■ Direction ■
Copy down every line where the string "another" shows up.

──────────────────────────────

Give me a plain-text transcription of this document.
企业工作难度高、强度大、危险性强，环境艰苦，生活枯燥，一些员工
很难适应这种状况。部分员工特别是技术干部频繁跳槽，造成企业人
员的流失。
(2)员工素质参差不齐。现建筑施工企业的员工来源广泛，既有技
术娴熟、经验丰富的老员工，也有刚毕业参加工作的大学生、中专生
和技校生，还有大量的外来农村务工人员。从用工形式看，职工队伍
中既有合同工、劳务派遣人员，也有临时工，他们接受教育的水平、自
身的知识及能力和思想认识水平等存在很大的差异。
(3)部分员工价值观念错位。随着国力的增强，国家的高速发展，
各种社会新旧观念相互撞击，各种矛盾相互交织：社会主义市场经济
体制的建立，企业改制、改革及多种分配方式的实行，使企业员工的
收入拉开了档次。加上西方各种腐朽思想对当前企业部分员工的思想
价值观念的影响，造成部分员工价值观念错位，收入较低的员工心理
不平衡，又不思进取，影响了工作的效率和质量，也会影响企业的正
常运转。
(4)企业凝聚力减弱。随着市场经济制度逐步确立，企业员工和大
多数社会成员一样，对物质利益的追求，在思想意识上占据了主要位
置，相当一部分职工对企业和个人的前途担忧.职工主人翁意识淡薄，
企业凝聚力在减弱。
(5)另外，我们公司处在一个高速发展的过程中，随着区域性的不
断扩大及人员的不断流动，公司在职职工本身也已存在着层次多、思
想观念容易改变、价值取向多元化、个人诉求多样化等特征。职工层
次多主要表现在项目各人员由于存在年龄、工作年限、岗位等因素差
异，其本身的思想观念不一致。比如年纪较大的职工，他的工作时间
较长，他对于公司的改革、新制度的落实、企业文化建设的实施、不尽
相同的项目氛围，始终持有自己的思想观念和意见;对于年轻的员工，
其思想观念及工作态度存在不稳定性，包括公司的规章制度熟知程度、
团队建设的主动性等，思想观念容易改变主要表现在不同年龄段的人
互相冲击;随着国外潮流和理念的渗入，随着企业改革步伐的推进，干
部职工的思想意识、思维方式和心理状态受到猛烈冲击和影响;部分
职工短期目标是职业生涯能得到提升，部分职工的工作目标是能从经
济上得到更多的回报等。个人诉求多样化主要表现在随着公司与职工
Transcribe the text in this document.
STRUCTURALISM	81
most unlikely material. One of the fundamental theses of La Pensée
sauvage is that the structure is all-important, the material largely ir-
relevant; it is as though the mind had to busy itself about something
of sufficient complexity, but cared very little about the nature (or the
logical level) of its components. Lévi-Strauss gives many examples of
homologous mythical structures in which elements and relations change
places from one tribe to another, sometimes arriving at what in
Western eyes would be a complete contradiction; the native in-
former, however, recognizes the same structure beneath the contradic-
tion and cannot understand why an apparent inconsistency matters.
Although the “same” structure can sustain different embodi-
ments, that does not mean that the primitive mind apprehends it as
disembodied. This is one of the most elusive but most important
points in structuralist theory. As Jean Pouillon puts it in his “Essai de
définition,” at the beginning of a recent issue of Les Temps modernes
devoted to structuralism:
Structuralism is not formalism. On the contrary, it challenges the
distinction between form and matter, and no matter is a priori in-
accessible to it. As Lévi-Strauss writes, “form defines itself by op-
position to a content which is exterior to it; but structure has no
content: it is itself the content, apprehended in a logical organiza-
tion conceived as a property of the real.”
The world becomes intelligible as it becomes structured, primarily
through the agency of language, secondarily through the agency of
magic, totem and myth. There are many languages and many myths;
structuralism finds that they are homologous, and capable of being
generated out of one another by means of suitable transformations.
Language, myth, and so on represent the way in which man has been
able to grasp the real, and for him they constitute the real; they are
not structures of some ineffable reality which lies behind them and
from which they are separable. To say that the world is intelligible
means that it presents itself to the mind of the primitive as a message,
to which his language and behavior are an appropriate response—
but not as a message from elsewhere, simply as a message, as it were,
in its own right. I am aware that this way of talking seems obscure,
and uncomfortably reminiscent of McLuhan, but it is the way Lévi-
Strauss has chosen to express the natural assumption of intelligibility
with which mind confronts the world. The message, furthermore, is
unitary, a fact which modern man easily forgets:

──────────────────────────────

■ Exercise response ■
places from one tribe to another, sometimes arriving at what in
generated out of one another by means of suitable transformations.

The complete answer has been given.